- _Gestellte Aufgabe a_
Schreib sämtliche Zeilen der Auflistung wortgetreu nieder. Die Bilder lässt du dabei weg.

- _Text der Seite_

# # # # #

Es ist eine Geschichte vom Her- und Hinkommen, kaum des Bleibens, von Entdeckungsfahrten des Ichs und des Vorfindens einer präformierten Welt, die man doch in bescheidenem Umfang - zwar oft mit etlichem Aufwand - zu der seinen machen und zuweilen gar ein wenig verändern kann: Gottfried Kellers Erstfassung von "Der grüne Heinrich" (1854/55), ein jugendlich-kräftiger Künstlerroman, vom Sujet vergleichbar mit Honoré de Balzacs "Illusions perdues" (Verlorene Illusionen, 1846) und Knut Hamsuns "Sult" (Hunger, 1890), ja, diese Schriften decken sich gar in vielen Erfahrungen, die der jeweilige Protagonist in ihnen zu gewärtigen hat und speisen ihre Flammen aus zum Teil autobiographisch-sengendem Feuer. Bei Gottfried Keller heisst der Protagonist Heinrich Lee, der grüne Heinrich, weil er als Halbwaise seines verstorbenen Vaters grüne Stoffvorräte geerbt hat, aus denen fast seine sämtliche Kleidung gemacht ist, aber grün auch, weil er eben ein noch ganz grüner Jüngling ist, gerade erst durch den Frühling des Lebens geht, durch hoffnungsfrohe Knospenlandschaft und heftigen Blütenrausch.

# # # # #

- _Bereitgestellte Angaben_
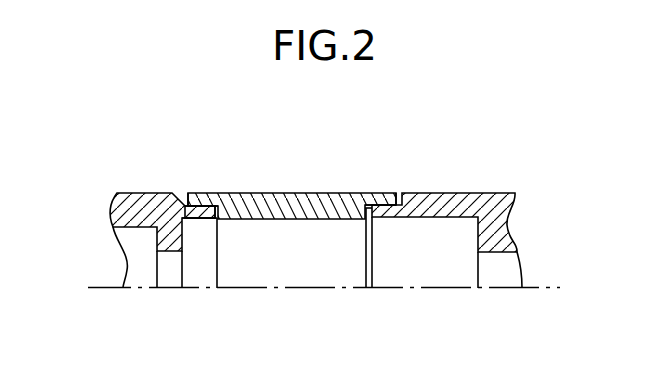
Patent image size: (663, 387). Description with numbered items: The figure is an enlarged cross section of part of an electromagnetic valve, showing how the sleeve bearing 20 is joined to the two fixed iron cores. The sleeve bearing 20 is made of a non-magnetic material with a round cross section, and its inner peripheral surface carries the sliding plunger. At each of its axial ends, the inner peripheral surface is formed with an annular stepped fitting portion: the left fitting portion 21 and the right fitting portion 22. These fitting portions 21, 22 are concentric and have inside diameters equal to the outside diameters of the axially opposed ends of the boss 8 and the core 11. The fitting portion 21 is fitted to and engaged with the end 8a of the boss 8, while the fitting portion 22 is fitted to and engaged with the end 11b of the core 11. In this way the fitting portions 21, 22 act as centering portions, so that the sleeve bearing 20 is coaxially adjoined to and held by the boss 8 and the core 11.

The boss 8 is at (136, 188).
The end of the boss 8a is at (202, 208).
The core (fixed iron core) 11 is at (458, 184).
The end of the core 11b is at (383, 212).
The sleeve bearing 20 is at (292, 183).
The fitting portion 21 is at (190, 193).
The fitting portion 22 is at (383, 193).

# # # # #

- _Gestellte Aufgabe b_
Setze bitte den Text über Gottfried Kellers „Der grüne Heinrich“ im Anschluss an seinen letzten Satz fort.

- _Schriftliche Antwort a_
Patent image size: (663, 387). Description with numbered items: The figure is an enlarged cross section of part of an electromagnetic valve, showing how the sleeve bearing 20 is joined to the two fixed iron cores. The sleeve bearing 20 is made of a non-magnetic material with a round cross section, and its inner peripheral surface carries the sliding plunger. At each of its axial ends, the inner peripheral surface is formed with an annular stepped fitting portion: the left fitting portion 21 and the right fitting portion 22. These fitting portions 21, 22 are concentric and have inside diameters equal to the outside diameters of the axially opposed ends of the boss 8 and the core 11. The fitting portion 21 is fitted to and engaged with the end 8a of the boss 8, while the fitting portion 22 is fitted to and engaged with the end 11b of the core 11. In this way the fitting portions 21, 22 act as centering portions, so that the sleeve bearing 20 is coaxially adjoined to and held by the boss 8 and the core 11.

The boss 8 is at (136, 188).
The end of the boss 8a is at (202, 208).
The core (fixed iron core) 11 is at (458, 184).
The end of the core 11b is at (383, 212).
The sleeve bearing 20 is at (292, 183).
The fitting portion 21 is at (190, 193).
The fitting portion 22 is at (383, 193).

- _Schriftliche Antwort b_
Heinrichs Vater war ein Mann der Tat, jemand, der Seinesgleichen hinter sich gelassen und es zu etwas gebracht hat: Einträgliche Geschäfte, Besitztümer und eine frohe Familie. Doch nicht viel konnte hiervon nach seinem frühen Tod gerettet werden. Es blieb ein einziges Haus, in dem der grüne Heinrich mit seiner Mutter wohnte, eine Familie mit Leerstelle. Eine neue Bescheidenheit zog ein. In dieser Bescheidenheit wuchs Heinrich groß - und doch auch wie Hölderlin "im Arme der Götter": die Stille des Äthers verstehend, aber kaum die Worte der Menschen...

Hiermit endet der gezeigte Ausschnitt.